* **TO DO**:
Determine which lines of the records include the word "material", and copy them.

* **THE INPUT**:
>>>>>

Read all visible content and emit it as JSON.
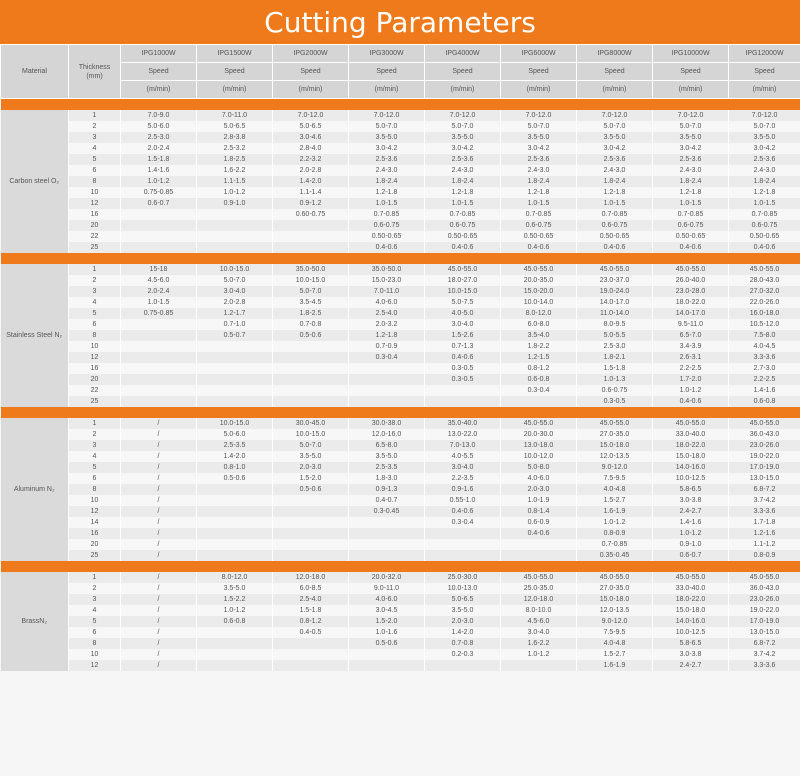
{
  "title": "Cutting Parameters",
  "header": {
    "material": "Material",
    "thickness": "Thickness\n(mm)",
    "speed": "Speed",
    "unit": "(m/min)",
    "models": [
      "IPG1000W",
      "IPG1500W",
      "IPG2000W",
      "IPG3000W",
      "IPG4000W",
      "IPG6000W",
      "IPG8000W",
      "IPG10000W",
      "IPG12000W"
    ]
  },
  "sections": [
    {
      "material": "Carbon steel O₂",
      "rows": [
        [
          "1",
          "7.0-9.0",
          "7.0-11.0",
          "7.0-12.0",
          "7.0-12.0",
          "7.0-12.0",
          "7.0-12.0",
          "7.0-12.0",
          "7.0-12.0",
          "7.0-12.0"
        ],
        [
          "2",
          "5.0-6.0",
          "5.0-6.5",
          "5.0-6.5",
          "5.0-7.0",
          "5.0-7.0",
          "5.0-7.0",
          "5.0-7.0",
          "5.0-7.0",
          "5.0-7.0"
        ],
        [
          "3",
          "2.5-3.0",
          "2.8-3.8",
          "3.0-4.6",
          "3.5-5.0",
          "3.5-5.0",
          "3.5-5.0",
          "3.5-5.0",
          "3.5-5.0",
          "3.5-5.0"
        ],
        [
          "4",
          "2.0-2.4",
          "2.5-3.2",
          "2.8-4.0",
          "3.0-4.2",
          "3.0-4.2",
          "3.0-4.2",
          "3.0-4.2",
          "3.0-4.2",
          "3.0-4.2"
        ],
        [
          "5",
          "1.5-1.8",
          "1.8-2.5",
          "2.2-3.2",
          "2.5-3.6",
          "2.5-3.6",
          "2.5-3.6",
          "2.5-3.6",
          "2.5-3.6",
          "2.5-3.6"
        ],
        [
          "6",
          "1.4-1.6",
          "1.6-2.2",
          "2.0-2.8",
          "2.4-3.0",
          "2.4-3.0",
          "2.4-3.0",
          "2.4-3.0",
          "2.4-3.0",
          "2.4-3.0"
        ],
        [
          "8",
          "1.0-1.2",
          "1.1-1.5",
          "1.4-2.0",
          "1.8-2.4",
          "1.8-2.4",
          "1.8-2.4",
          "1.8-2.4",
          "1.8-2.4",
          "1.8-2.4"
        ],
        [
          "10",
          "0.75-0.85",
          "1.0-1.2",
          "1.1-1.4",
          "1.2-1.8",
          "1.2-1.8",
          "1.2-1.8",
          "1.2-1.8",
          "1.2-1.8",
          "1.2-1.8"
        ],
        [
          "12",
          "0.6-0.7",
          "0.9-1.0",
          "0.9-1.2",
          "1.0-1.5",
          "1.0-1.5",
          "1.0-1.5",
          "1.0-1.5",
          "1.0-1.5",
          "1.0-1.5"
        ],
        [
          "16",
          "",
          "",
          "0.60-0.75",
          "0.7-0.85",
          "0.7-0.85",
          "0.7-0.85",
          "0.7-0.85",
          "0.7-0.85",
          "0.7-0.85"
        ],
        [
          "20",
          "",
          "",
          "",
          "0.6-0.75",
          "0.6-0.75",
          "0.6-0.75",
          "0.6-0.75",
          "0.6-0.75",
          "0.6-0.75"
        ],
        [
          "22",
          "",
          "",
          "",
          "0.50-0.65",
          "0.50-0.65",
          "0.50-0.65",
          "0.50-0.65",
          "0.50-0.65",
          "0.50-0.65"
        ],
        [
          "25",
          "",
          "",
          "",
          "0.4-0.6",
          "0.4-0.6",
          "0.4-0.6",
          "0.4-0.6",
          "0.4-0.6",
          "0.4-0.6"
        ]
      ]
    },
    {
      "material": "Stainless Steel N₂",
      "rows": [
        [
          "1",
          "15-18",
          "10.0-15.0",
          "35.0-50.0",
          "35.0-50.0",
          "45.0-55.0",
          "45.0-55.0",
          "45.0-55.0",
          "45.0-55.0",
          "45.0-55.0"
        ],
        [
          "2",
          "4.5-6.0",
          "5.0-7.0",
          "10.0-15.0",
          "15.0-23.0",
          "18.0-27.0",
          "20.0-35.0",
          "23.0-37.0",
          "26.0-40.0",
          "28.0-43.0"
        ],
        [
          "3",
          "2.0-2.4",
          "3.0-4.0",
          "5.0-7.0",
          "7.0-11.0",
          "10.0-15.0",
          "15.0-20.0",
          "19.0-24.0",
          "23.0-28.0",
          "27.0-32.0"
        ],
        [
          "4",
          "1.0-1.5",
          "2.0-2.8",
          "3.5-4.5",
          "4.0-6.0",
          "5.0-7.5",
          "10.0-14.0",
          "14.0-17.0",
          "18.0-22.0",
          "22.0-26.0"
        ],
        [
          "5",
          "0.75-0.85",
          "1.2-1.7",
          "1.8-2.5",
          "2.5-4.0",
          "4.0-5.0",
          "8.0-12.0",
          "11.0-14.0",
          "14.0-17.0",
          "16.0-18.0"
        ],
        [
          "6",
          "",
          "0.7-1.0",
          "0.7-0.8",
          "2.0-3.2",
          "3.0-4.0",
          "6.0-8.0",
          "8.0-9.5",
          "9.5-11.0",
          "10.5-12.0"
        ],
        [
          "8",
          "",
          "0.5-0.7",
          "0.5-0.6",
          "1.2-1.8",
          "1.5-2.6",
          "3.5-4.0",
          "5.0-5.5",
          "6.5-7.0",
          "7.5-8.0"
        ],
        [
          "10",
          "",
          "",
          "",
          "0.7-0.9",
          "0.7-1.3",
          "1.8-2.2",
          "2.5-3.0",
          "3.4-3.9",
          "4.0-4.5"
        ],
        [
          "12",
          "",
          "",
          "",
          "0.3-0.4",
          "0.4-0.6",
          "1.2-1.5",
          "1.8-2.1",
          "2.6-3.1",
          "3.3-3.6"
        ],
        [
          "16",
          "",
          "",
          "",
          "",
          "0.3-0.5",
          "0.8-1.2",
          "1.5-1.8",
          "2.2-2.5",
          "2.7-3.0"
        ],
        [
          "20",
          "",
          "",
          "",
          "",
          "0.3-0.5",
          "0.6-0.8",
          "1.0-1.3",
          "1.7-2.0",
          "2.2-2.5"
        ],
        [
          "22",
          "",
          "",
          "",
          "",
          "",
          "0.3-0.4",
          "0.6-0.75",
          "1.0-1.2",
          "1.4-1.6"
        ],
        [
          "25",
          "",
          "",
          "",
          "",
          "",
          "",
          "0.3-0.5",
          "0.4-0.6",
          "0.6-0.8"
        ]
      ]
    },
    {
      "material": "Aluminum N₂",
      "rows": [
        [
          "1",
          "/",
          "10.0-15.0",
          "30.0-45.0",
          "30.0-38.0",
          "35.0-40.0",
          "45.0-55.0",
          "45.0-55.0",
          "45.0-55.0",
          "45.0-55.0"
        ],
        [
          "2",
          "/",
          "5.0-6.0",
          "10.0-15.0",
          "12.0-16.0",
          "13.0-22.0",
          "20.0-30.0",
          "27.0-35.0",
          "33.0-40.0",
          "36.0-43.0"
        ],
        [
          "3",
          "/",
          "2.5-3.5",
          "5.0-7.0",
          "6.5-8.0",
          "7.0-13.0",
          "13.0-18.0",
          "15.0-18.0",
          "18.0-22.0",
          "23.0-26.0"
        ],
        [
          "4",
          "/",
          "1.4-2.0",
          "3.5-5.0",
          "3.5-5.0",
          "4.0-5.5",
          "10.0-12.0",
          "12.0-13.5",
          "15.0-18.0",
          "19.0-22.0"
        ],
        [
          "5",
          "/",
          "0.8-1.0",
          "2.0-3.0",
          "2.5-3.5",
          "3.0-4.0",
          "5.0-8.0",
          "9.0-12.0",
          "14.0-16.0",
          "17.0-19.0"
        ],
        [
          "6",
          "/",
          "0.5-0.6",
          "1.5-2.0",
          "1.8-3.0",
          "2.2-3.5",
          "4.0-6.0",
          "7.5-9.5",
          "10.0-12.5",
          "13.0-15.0"
        ],
        [
          "8",
          "/",
          "",
          "0.5-0.6",
          "0.9-1.3",
          "0.9-1.6",
          "2.0-3.0",
          "4.0-4.8",
          "5.8-6.5",
          "6.8-7.2"
        ],
        [
          "10",
          "/",
          "",
          "",
          "0.4-0.7",
          "0.55-1.0",
          "1.0-1.9",
          "1.5-2.7",
          "3.0-3.8",
          "3.7-4.2"
        ],
        [
          "12",
          "/",
          "",
          "",
          "0.3-0.45",
          "0.4-0.6",
          "0.8-1.4",
          "1.6-1.9",
          "2.4-2.7",
          "3.3-3.6"
        ],
        [
          "14",
          "/",
          "",
          "",
          "",
          "0.3-0.4",
          "0.6-0.9",
          "1.0-1.2",
          "1.4-1.6",
          "1.7-1.8"
        ],
        [
          "16",
          "/",
          "",
          "",
          "",
          "",
          "0.4-0.6",
          "0.8-0.9",
          "1.0-1.2",
          "1.2-1.6"
        ],
        [
          "20",
          "/",
          "",
          "",
          "",
          "",
          "",
          "0.7-0.85",
          "0.9-1.0",
          "1.1-1.2"
        ],
        [
          "25",
          "/",
          "",
          "",
          "",
          "",
          "",
          "0.35-0.45",
          "0.6-0.7",
          "0.8-0.9"
        ]
      ]
    },
    {
      "material": "BrassN₂",
      "rows": [
        [
          "1",
          "/",
          "8.0-12.0",
          "12.0-18.0",
          "20.0-32.0",
          "25.0-30.0",
          "45.0-55.0",
          "45.0-55.0",
          "45.0-55.0",
          "45.0-55.0"
        ],
        [
          "2",
          "/",
          "3.5-5.0",
          "6.0-8.5",
          "9.0-11.0",
          "10.0-13.0",
          "25.0-35.0",
          "27.0-35.0",
          "33.0-40.0",
          "36.0-43.0"
        ],
        [
          "3",
          "/",
          "1.5-2.2",
          "2.5-4.0",
          "4.0-6.0",
          "5.0-6.5",
          "12.0-18.0",
          "15.0-18.0",
          "18.0-22.0",
          "23.0-26.0"
        ],
        [
          "4",
          "/",
          "1.0-1.2",
          "1.5-1.8",
          "3.0-4.5",
          "3.5-5.0",
          "8.0-10.0",
          "12.0-13.5",
          "15.0-18.0",
          "19.0-22.0"
        ],
        [
          "5",
          "/",
          "0.6-0.8",
          "0.8-1.2",
          "1.5-2.0",
          "2.0-3.0",
          "4.5-6.0",
          "9.0-12.0",
          "14.0-16.0",
          "17.0-19.0"
        ],
        [
          "6",
          "/",
          "",
          "0.4-0.5",
          "1.0-1.6",
          "1.4-2.0",
          "3.0-4.0",
          "7.5-9.5",
          "10.0-12.5",
          "13.0-15.0"
        ],
        [
          "8",
          "/",
          "",
          "",
          "0.5-0.6",
          "0.7-0.8",
          "1.6-2.2",
          "4.0-4.8",
          "5.8-6.5",
          "6.8-7.2"
        ],
        [
          "10",
          "/",
          "",
          "",
          "",
          "0.2-0.3",
          "1.0-1.2",
          "1.5-2.7",
          "3.0-3.8",
          "3.7-4.2"
        ],
        [
          "12",
          "/",
          "",
          "",
          "",
          "",
          "",
          "1.6-1.9",
          "2.4-2.7",
          "3.3-3.6"
        ]
      ]
    }
  ]
}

<<<<<

* **RESULT FOR THIS EXERCISE**:
    "material": "Material",
      "material": "Carbon steel O₂",
      "material": "Stainless Steel N₂",
      "material": "Aluminum N₂",
      "material": "BrassN₂",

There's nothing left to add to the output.